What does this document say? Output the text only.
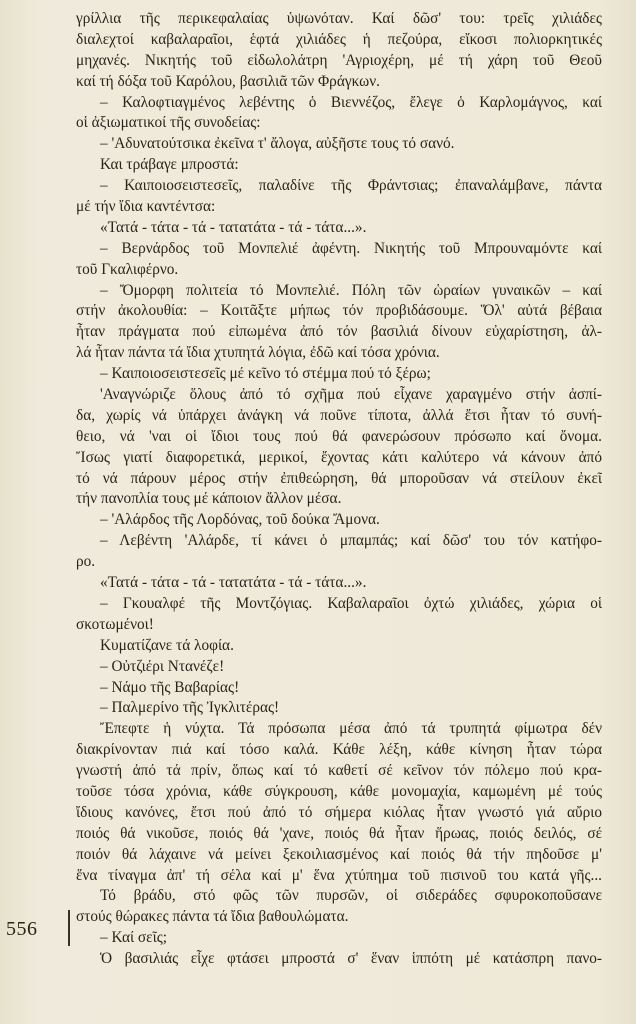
γρίλλια τῆς περικεφαλαίας ὑψωνόταν. Καί δῶσ' του: τρεῖς χιλιάδες
διαλεχτοί καβαλαραῖοι, ἑφτά χιλιάδες ἡ πεζούρα, εἴκοσι πολιορκητικές
μηχανές. Νικητής τοῦ εἰδωλολάτρη 'Αγριοχέρη, μέ τή χάρη τοῦ Θεοῦ
καί τή δόξα τοῦ Καρόλου, βασιλιᾶ τῶν Φράγκων.
– Καλοφτιαγμένος λεβέντης ὁ Βιεννέζος, ἔλεγε ὁ Καρλομάγνος, καί
οἱ ἀξιωματικοί τῆς συνοδείας:
– 'Αδυνατούτσικα ἐκεῖνα τ' ἄλογα, αὐξῆστε τους τό σανό.
Και τράβαγε μπροστά:
– Καιποιοσειστεσεῖς, παλαδίνε τῆς Φράντσιας; ἐπαναλάμβανε, πάντα
μέ τήν ἴδια καντέντσα:
«Τατά - τάτα - τά - τατατάτα - τά - τάτα...».
– Βερνάρδος τοῦ Μονπελιέ ἀφέντη. Νικητής τοῦ Μπρουναμόντε καί
τοῦ Γκαλιφέρνο.
– Ὄμορφη πολιτεία τό Μονπελιέ. Πόλη τῶν ὡραίων γυναικῶν – καί
στήν ἀκολουθία: – Κοιτᾶξτε μήπως τόν προβιδάσουμε. Ὅλ' αὐτά βέβαια
ἦταν πράγματα πού εἰπωμένα ἀπό τόν βασιλιά δίνουν εὐχαρίστηση, ἀλ-
λά ἦταν πάντα τά ἴδια χτυπητά λόγια, ἐδῶ καί τόσα χρόνια.
– Καιποιοσειστεσεῖς μέ κεῖνο τό στέμμα πού τό ξέρω;
'Αναγνώριζε ὅλους ἀπό τό σχῆμα πού εἶχανε χαραγμένο στήν ἀσπί-
δα, χωρίς νά ὑπάρχει ἀνάγκη νά ποῦνε τίποτα, ἀλλά ἔτσι ἦταν τό συνή-
θειο, νά 'ναι οἱ ἴδιοι τους πού θά φανερώσουν πρόσωπο καί ὄνομα.
Ἴσως γιατί διαφορετικά, μερικοί, ἔχοντας κάτι καλύτερο νά κάνουν ἀπό
τό νά πάρουν μέρος στήν ἐπιθεώρηση, θά μποροῦσαν νά στείλουν ἐκεῖ
τήν πανοπλία τους μέ κάποιον ἄλλον μέσα.
– 'Αλάρδος τῆς Λορδόνας, τοῦ δούκα Ἄμονα.
– Λεβέντη 'Αλάρδε, τί κάνει ὁ μπαμπάς; καί δῶσ' του τόν κατήφο-
ρο.
«Τατά - τάτα - τά - τατατάτα - τά - τάτα...».
– Γκουαλφέ τῆς Μοντζόγιας. Καβαλαραῖοι ὀχτώ χιλιάδες, χώρια οἱ
σκοτωμένοι!
Κυματίζανε τά λοφία.
– Οὐτζιέρι Ντανέζε!
– Νάμο τῆς Βαβαρίας!
– Παλμερίνο τῆς Ἰγκλιτέρας!
Ἔπεφτε ἡ νύχτα. Τά πρόσωπα μέσα ἀπό τά τρυπητά φίμωτρα δέν
διακρίνονταν πιά καί τόσο καλά. Κάθε λέξη, κάθε κίνηση ἦταν τώρα
γνωστή ἀπό τά πρίν, ὅπως καί τό καθετί σέ κεῖνον τόν πόλεμο πού κρα-
τοῦσε τόσα χρόνια, κάθε σύγκρουση, κάθε μονομαχία, καμωμένη μέ τούς
ἴδιους κανόνες, ἔτσι πού ἀπό τό σήμερα κιόλας ἦταν γνωστό γιά αὔριο
ποιός θά νικοῦσε, ποιός θά 'χανε, ποιός θά ἦταν ἥρωας, ποιός δειλός, σέ
ποιόν θά λάχαινε νά μείνει ξεκοιλιασμένος καί ποιός θά τήν πηδοῦσε μ'
ἕνα τίναγμα ἀπ' τή σέλα καί μ' ἕνα χτύπημα τοῦ πισινοῦ του κατά γῆς...
Τό βράδυ, στό φῶς τῶν πυρσῶν, οἱ σιδεράδες σφυροκοποῦσανε
στούς θώρακες πάντα τά ἴδια βαθουλώματα.
– Καί σεῖς;
Ὁ βασιλιάς εἶχε φτάσει μπροστά σ' ἕναν ἱππότη μέ κατάσπρη πανο-
556
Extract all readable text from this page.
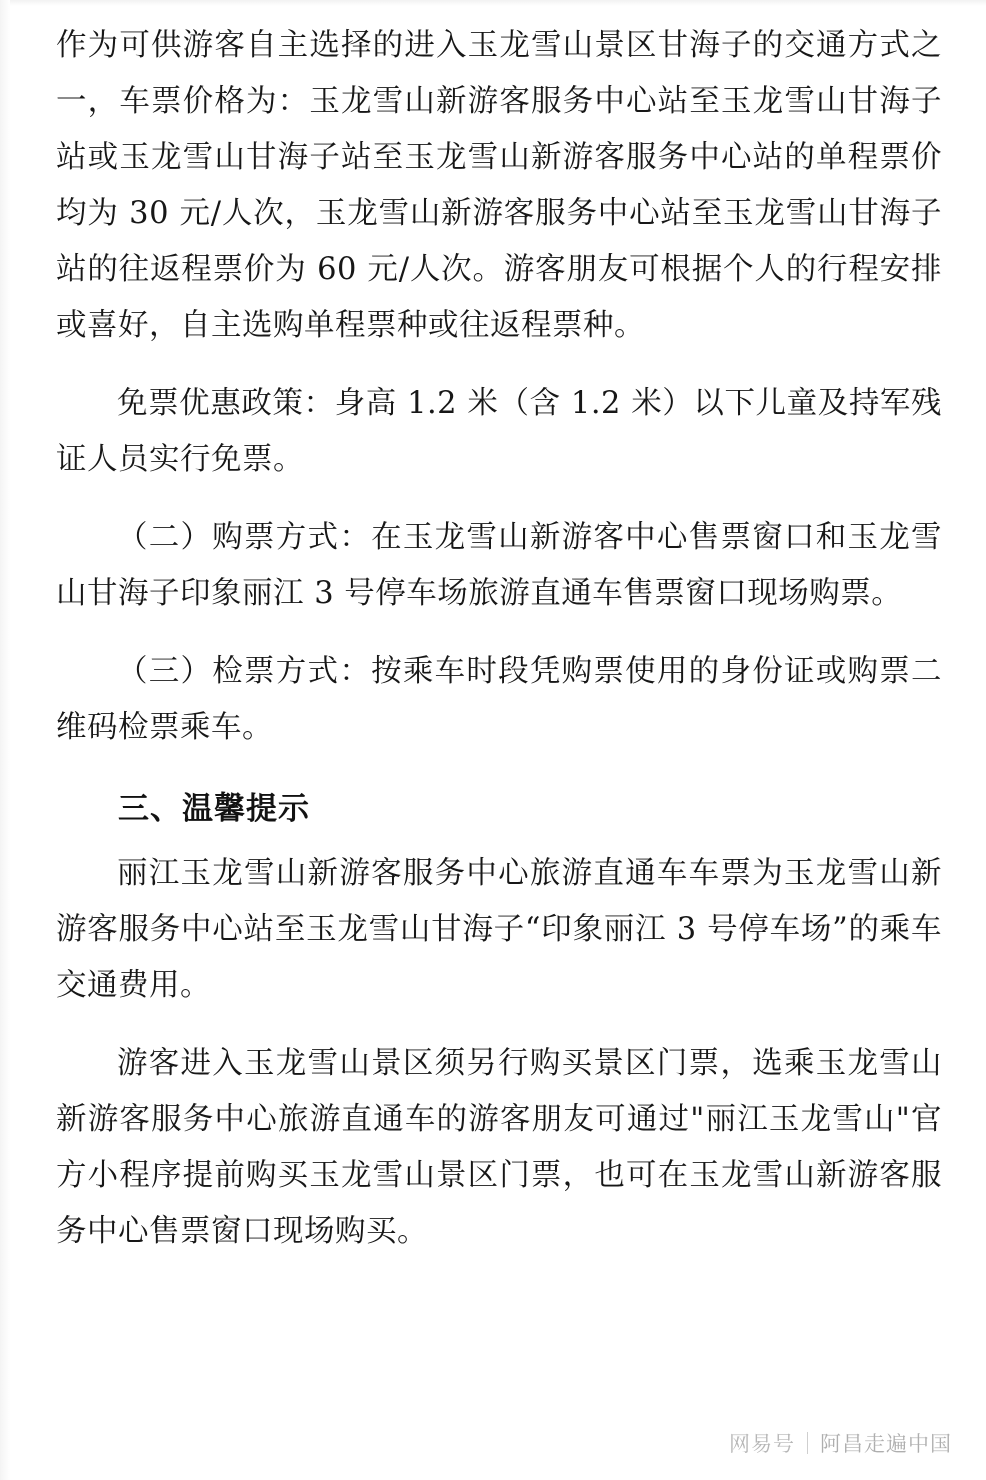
作为可供游客自主选择的进入玉龙雪山景区甘海子的交通方式之一，车票价格为：玉龙雪山新游客服务中心站至玉龙雪山甘海子站或玉龙雪山甘海子站至玉龙雪山新游客服务中心站的单程票价均为 30 元/人次，玉龙雪山新游客服务中心站至玉龙雪山甘海子站的往返程票价为 60 元/人次。游客朋友可根据个人的行程安排或喜好，自主选购单程票种或往返程票种。

免票优惠政策：身高 1.2 米（含 1.2 米）以下儿童及持军残证人员实行免票。

（二）购票方式：在玉龙雪山新游客中心售票窗口和玉龙雪山甘海子印象丽江 3 号停车场旅游直通车售票窗口现场购票。

（三）检票方式：按乘车时段凭购票使用的身份证或购票二维码检票乘车。

三、温馨提示

丽江玉龙雪山新游客服务中心旅游直通车车票为玉龙雪山新游客服务中心站至玉龙雪山甘海子“印象丽江 3 号停车场”的乘车交通费用。

游客进入玉龙雪山景区须另行购买景区门票，选乘玉龙雪山新游客服务中心旅游直通车的游客朋友可通过"丽江玉龙雪山"官方小程序提前购买玉龙雪山景区门票，也可在玉龙雪山新游客服务中心售票窗口现场购买。

网易号 阿昌走遍中国
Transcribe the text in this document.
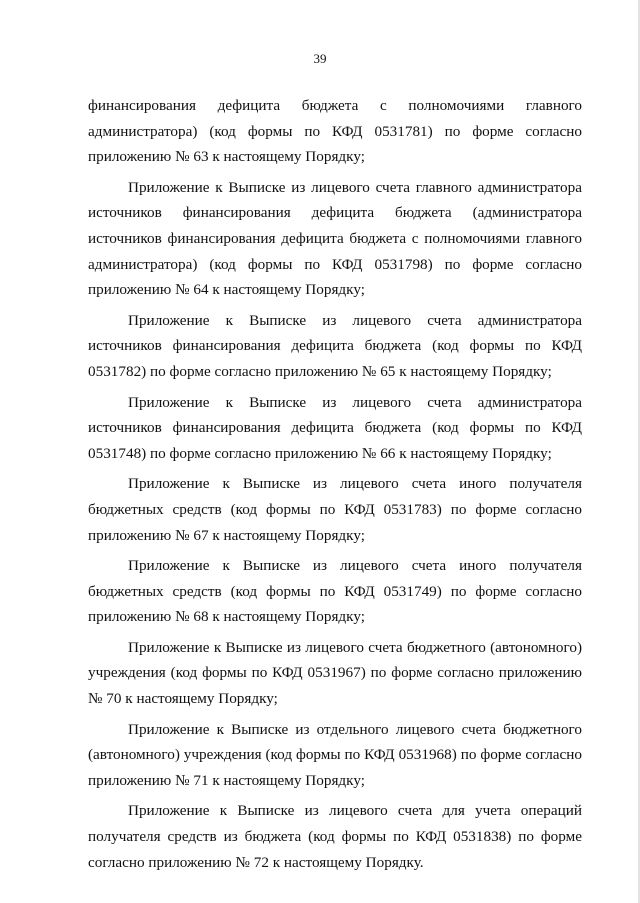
39

финансирования дефицита бюджета с полномочиями главного администратора) (код формы по КФД 0531781) по форме согласно приложению № 63 к настоящему Порядку;

Приложение к Выписке из лицевого счета главного администратора источников финансирования дефицита бюджета (администратора источников финансирования дефицита бюджета с полномочиями главного администратора) (код формы по КФД 0531798) по форме согласно приложению № 64 к настоящему Порядку;

Приложение к Выписке из лицевого счета администратора источников финансирования дефицита бюджета (код формы по КФД 0531782) по форме согласно приложению № 65 к настоящему Порядку;

Приложение к Выписке из лицевого счета администратора источников финансирования дефицита бюджета (код формы по КФД 0531748) по форме согласно приложению № 66 к настоящему Порядку;

Приложение к Выписке из лицевого счета иного получателя бюджетных средств (код формы по КФД 0531783) по форме согласно приложению № 67 к настоящему Порядку;

Приложение к Выписке из лицевого счета иного получателя бюджетных средств (код формы по КФД 0531749) по форме согласно приложению № 68 к настоящему Порядку;

Приложение к Выписке из лицевого счета бюджетного (автономного) учреждения (код формы по КФД 0531967) по форме согласно приложению № 70 к настоящему Порядку;

Приложение к Выписке из отдельного лицевого счета бюджетного (автономного) учреждения (код формы по КФД 0531968) по форме согласно приложению № 71 к настоящему Порядку;

Приложение к Выписке из лицевого счета для учета операций получателя средств из бюджета (код формы по КФД 0531838) по форме согласно приложению № 72 к настоящему Порядку.
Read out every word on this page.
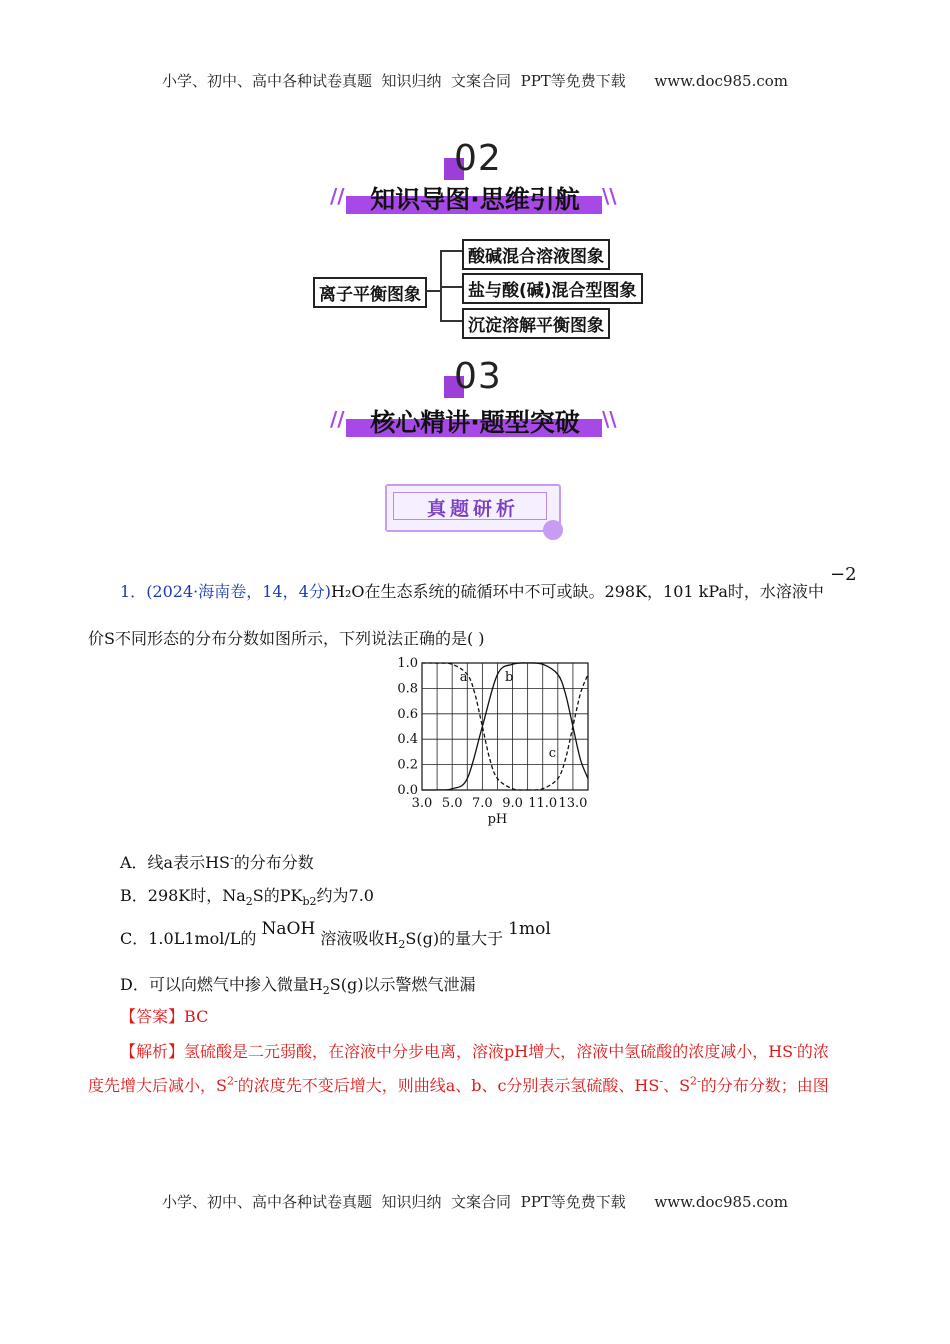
小学、初中、高中各种试卷真题  知识归纳  文案合同  PPT等免费下载 www.doc985.com
02
//	\\
知识导图·思维引航
离子平衡图象
酸碱混合溶液图象
盐与酸(碱)混合型图象
沉淀溶解平衡图象
03
//	\\
核心精讲·题型突破
真题研析
1．(2024·海南卷，14，4分)H₂O在生态系统的硫循环中不可或缺。298K，101 kPa时，水溶液中
−2
价S不同形态的分布分数如图所示，下列说法正确的是( )
0.0
0.2
0.4
0.6
0.8
1.0
3.0 5.0 7.0 9.0 11.0 13.0
a	b
c
pH
A．线a表示HS-的分布分数
B．298K时，$Na_2S$的$PK_{b2}$约为7.0
C．1.0L1mol/L的 NaOH 溶液吸收$H_2S(g)$的量大于 1mol
D．可以向燃气中掺入微量$H_2S(g)$以示警燃气泄漏
【答案】BC
【解析】氢硫酸是二元弱酸，在溶液中分步电离，溶液pH增大，溶液中氢硫酸的浓度减小，HS-的浓
度先增大后减小，$S^{2-}$的浓度先不变后增大，则曲线a、b、c分别表示氢硫酸、HS-、$S^{2-}$的分布分数；由图
小学、初中、高中各种试卷真题  知识归纳  文案合同  PPT等免费下载 www.doc985.com
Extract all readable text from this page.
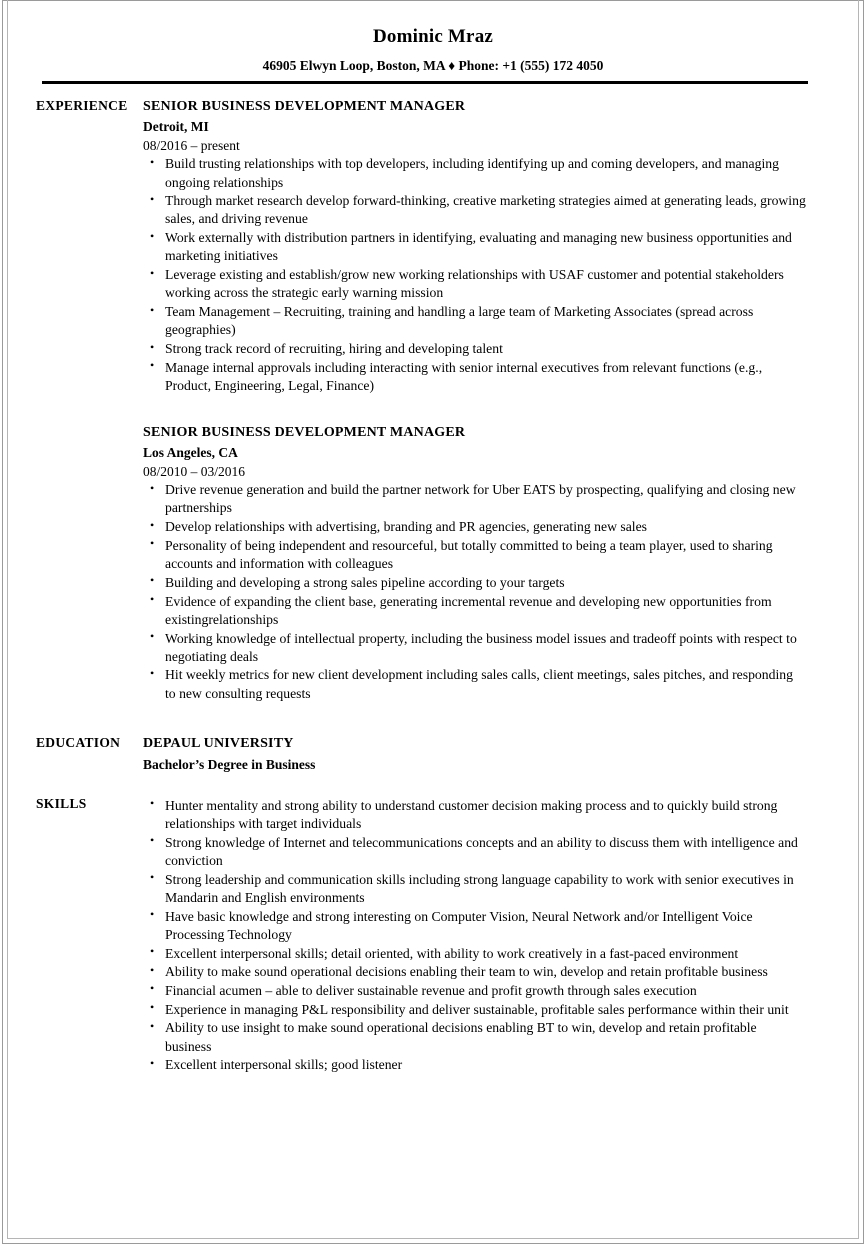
Dominic Mraz
46905 Elwyn Loop, Boston, MA ♦ Phone: +1 (555) 172 4050
EXPERIENCE	SENIOR BUSINESS DEVELOPMENT MANAGER
Detroit, MI
08/2016 – present
• Build trusting relationships with top developers, including identifying up and coming developers, and managing ongoing relationships
• Through market research develop forward-thinking, creative marketing strategies aimed at generating leads, growing sales, and driving revenue
• Work externally with distribution partners in identifying, evaluating and managing new business opportunities and marketing initiatives
• Leverage existing and establish/grow new working relationships with USAF customer and potential stakeholders working across the strategic early warning mission
• Team Management – Recruiting, training and handling a large team of Marketing Associates (spread across geographies)
• Strong track record of recruiting, hiring and developing talent
• Manage internal approvals including interacting with senior internal executives from relevant functions (e.g., Product, Engineering, Legal, Finance)
SENIOR BUSINESS DEVELOPMENT MANAGER
Los Angeles, CA
08/2010 – 03/2016
• Drive revenue generation and build the partner network for Uber EATS by prospecting, qualifying and closing new partnerships
• Develop relationships with advertising, branding and PR agencies, generating new sales
• Personality of being independent and resourceful, but totally committed to being a team player, used to sharing accounts and information with colleagues
• Building and developing a strong sales pipeline according to your targets
• Evidence of expanding the client base, generating incremental revenue and developing new opportunities from existingrelationships
• Working knowledge of intellectual property, including the business model issues and tradeoff points with respect to negotiating deals
• Hit weekly metrics for new client development including sales calls, client meetings, sales pitches, and responding to new consulting requests
EDUCATION	DEPAUL UNIVERSITY
Bachelor’s Degree in Business
SKILLS	• Hunter mentality and strong ability to understand customer decision making process and to quickly build strong relationships with target individuals
• Strong knowledge of Internet and telecommunications concepts and an ability to discuss them with intelligence and conviction
• Strong leadership and communication skills including strong language capability to work with senior executives in Mandarin and English environments
• Have basic knowledge and strong interesting on Computer Vision, Neural Network and/or Intelligent Voice Processing Technology
• Excellent interpersonal skills; detail oriented, with ability to work creatively in a fast-paced environment
• Ability to make sound operational decisions enabling their team to win, develop and retain profitable business
• Financial acumen – able to deliver sustainable revenue and profit growth through sales execution
• Experience in managing P&L responsibility and deliver sustainable, profitable sales performance within their unit
• Ability to use insight to make sound operational decisions enabling BT to win, develop and retain profitable business
• Excellent interpersonal skills; good listener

-=-=-

* _DIRECTIONS FOR THIS TASK_: Collect every line with the string "decisions" from the records, and copy each.

* _CORRECT RESPONSE_:
• Ability to make sound operational decisions enabling their team to win, develop and retain profitable business
• Ability to use insight to make sound operational decisions enabling BT to win, develop and retain profitable business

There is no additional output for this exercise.